[Stored items from a collection]
+ + +
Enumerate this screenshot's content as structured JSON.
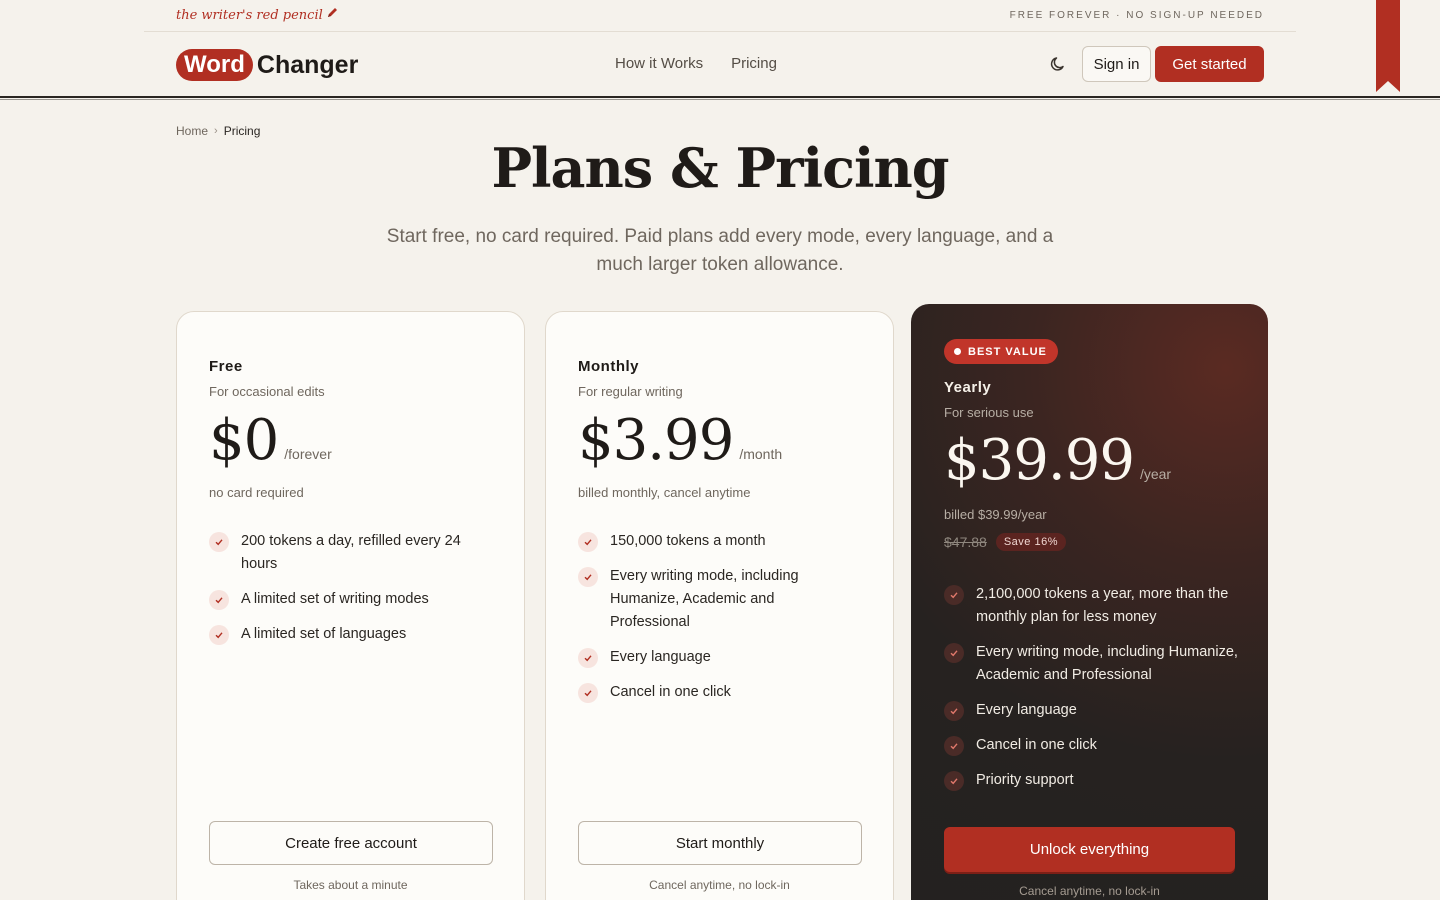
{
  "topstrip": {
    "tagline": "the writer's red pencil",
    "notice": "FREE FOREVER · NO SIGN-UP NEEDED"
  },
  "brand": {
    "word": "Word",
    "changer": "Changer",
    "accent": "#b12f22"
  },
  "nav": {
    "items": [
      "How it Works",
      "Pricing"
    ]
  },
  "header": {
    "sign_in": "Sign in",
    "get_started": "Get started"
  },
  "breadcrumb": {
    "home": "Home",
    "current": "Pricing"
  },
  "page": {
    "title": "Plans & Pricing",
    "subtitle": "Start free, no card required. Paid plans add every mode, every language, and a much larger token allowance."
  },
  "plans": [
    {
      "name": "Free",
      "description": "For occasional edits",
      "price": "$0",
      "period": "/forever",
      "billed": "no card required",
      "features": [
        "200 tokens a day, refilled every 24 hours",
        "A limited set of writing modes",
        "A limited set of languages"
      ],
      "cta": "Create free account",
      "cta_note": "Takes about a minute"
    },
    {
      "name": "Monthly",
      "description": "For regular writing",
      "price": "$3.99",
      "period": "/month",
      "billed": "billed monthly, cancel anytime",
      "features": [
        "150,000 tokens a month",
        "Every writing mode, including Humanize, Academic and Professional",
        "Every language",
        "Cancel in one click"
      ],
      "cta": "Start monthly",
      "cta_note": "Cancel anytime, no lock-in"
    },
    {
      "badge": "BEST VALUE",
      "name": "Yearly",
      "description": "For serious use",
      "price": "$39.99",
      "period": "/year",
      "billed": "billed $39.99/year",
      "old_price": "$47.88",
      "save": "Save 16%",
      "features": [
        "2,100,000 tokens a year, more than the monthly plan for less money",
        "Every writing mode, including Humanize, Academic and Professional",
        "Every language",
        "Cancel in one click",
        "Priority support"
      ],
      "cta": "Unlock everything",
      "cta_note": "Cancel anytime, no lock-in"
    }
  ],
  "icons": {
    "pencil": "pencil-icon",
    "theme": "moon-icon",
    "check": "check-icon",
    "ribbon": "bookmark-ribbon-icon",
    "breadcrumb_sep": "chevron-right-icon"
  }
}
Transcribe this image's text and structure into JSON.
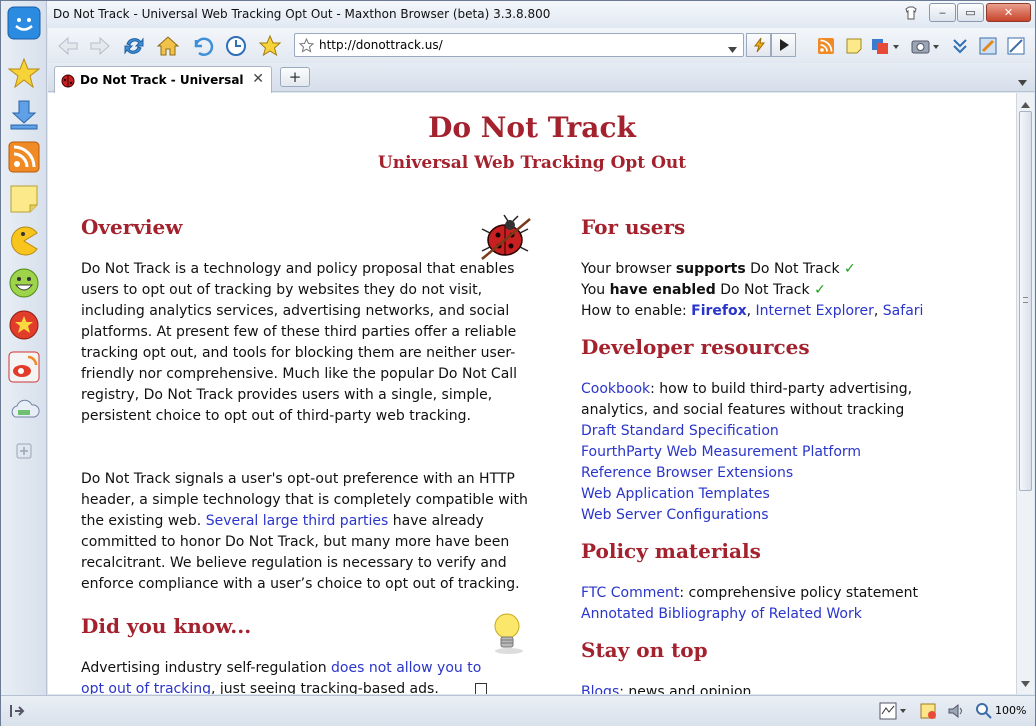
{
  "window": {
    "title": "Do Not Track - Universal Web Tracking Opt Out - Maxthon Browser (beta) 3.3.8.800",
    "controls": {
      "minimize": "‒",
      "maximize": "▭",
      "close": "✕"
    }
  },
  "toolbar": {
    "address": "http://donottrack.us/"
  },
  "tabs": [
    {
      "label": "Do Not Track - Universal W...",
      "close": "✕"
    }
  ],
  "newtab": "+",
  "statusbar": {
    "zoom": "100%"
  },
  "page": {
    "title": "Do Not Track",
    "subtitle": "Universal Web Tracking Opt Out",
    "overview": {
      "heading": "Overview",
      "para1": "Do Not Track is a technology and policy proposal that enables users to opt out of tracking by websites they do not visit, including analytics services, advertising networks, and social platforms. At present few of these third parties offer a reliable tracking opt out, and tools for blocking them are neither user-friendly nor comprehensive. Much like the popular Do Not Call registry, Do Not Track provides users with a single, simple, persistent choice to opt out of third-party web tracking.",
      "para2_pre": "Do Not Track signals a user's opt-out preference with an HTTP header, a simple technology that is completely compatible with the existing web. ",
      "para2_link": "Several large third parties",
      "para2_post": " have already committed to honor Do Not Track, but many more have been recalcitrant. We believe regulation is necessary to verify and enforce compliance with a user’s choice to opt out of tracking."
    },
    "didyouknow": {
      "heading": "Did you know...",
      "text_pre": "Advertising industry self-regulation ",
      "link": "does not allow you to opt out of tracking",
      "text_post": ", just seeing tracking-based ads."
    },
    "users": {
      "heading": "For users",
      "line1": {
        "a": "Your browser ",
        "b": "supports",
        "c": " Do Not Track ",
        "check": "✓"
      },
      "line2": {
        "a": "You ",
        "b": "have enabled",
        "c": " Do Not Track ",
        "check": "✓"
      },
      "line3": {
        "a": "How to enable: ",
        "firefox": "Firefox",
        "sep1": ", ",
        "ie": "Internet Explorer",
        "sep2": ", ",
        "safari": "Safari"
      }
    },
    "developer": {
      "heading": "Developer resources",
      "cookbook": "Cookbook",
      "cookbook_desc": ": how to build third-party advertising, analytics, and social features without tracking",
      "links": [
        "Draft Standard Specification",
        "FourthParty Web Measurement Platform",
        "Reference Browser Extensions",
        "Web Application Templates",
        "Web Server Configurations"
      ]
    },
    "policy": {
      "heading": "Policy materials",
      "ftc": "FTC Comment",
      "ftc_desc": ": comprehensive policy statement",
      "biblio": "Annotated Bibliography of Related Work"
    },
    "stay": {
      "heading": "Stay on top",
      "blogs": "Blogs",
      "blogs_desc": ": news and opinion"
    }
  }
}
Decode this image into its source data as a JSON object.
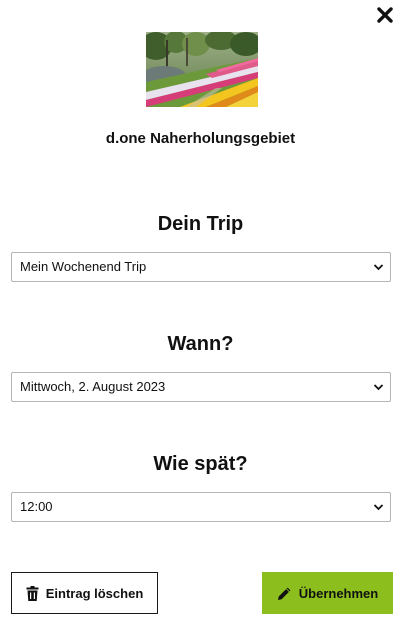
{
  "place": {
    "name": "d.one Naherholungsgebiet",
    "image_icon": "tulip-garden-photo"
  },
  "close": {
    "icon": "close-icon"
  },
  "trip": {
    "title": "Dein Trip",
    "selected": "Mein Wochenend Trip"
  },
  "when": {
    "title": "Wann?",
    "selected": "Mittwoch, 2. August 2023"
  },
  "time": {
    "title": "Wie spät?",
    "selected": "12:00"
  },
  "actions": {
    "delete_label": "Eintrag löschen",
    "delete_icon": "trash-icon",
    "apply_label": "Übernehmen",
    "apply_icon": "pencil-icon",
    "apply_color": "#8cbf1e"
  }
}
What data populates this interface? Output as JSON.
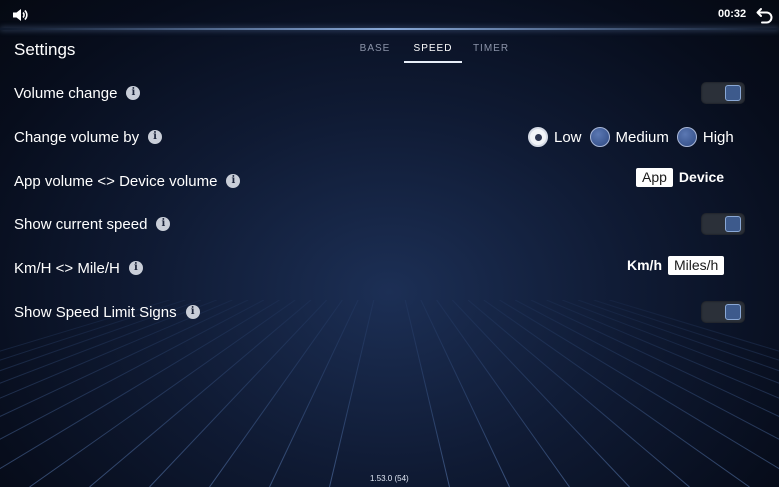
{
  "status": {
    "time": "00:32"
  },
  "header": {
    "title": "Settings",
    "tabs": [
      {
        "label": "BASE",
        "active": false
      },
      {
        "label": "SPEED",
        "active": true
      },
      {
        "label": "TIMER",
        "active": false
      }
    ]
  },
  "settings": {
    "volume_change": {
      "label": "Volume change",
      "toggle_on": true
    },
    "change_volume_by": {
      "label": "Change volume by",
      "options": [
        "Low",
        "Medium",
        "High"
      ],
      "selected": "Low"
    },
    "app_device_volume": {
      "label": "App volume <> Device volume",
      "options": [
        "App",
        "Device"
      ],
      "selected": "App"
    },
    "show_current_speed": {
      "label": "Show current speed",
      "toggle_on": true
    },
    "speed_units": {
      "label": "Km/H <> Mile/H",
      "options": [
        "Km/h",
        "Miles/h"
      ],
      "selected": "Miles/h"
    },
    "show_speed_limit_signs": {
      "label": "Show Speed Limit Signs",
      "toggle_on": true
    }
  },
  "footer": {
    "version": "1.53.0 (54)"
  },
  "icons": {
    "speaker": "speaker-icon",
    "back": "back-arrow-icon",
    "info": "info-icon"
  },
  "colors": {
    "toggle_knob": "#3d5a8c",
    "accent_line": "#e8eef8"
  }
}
+ + +
- [Objective]:
Report how many lines contain "simple". Give nothing but the number.

- [Answer]:
2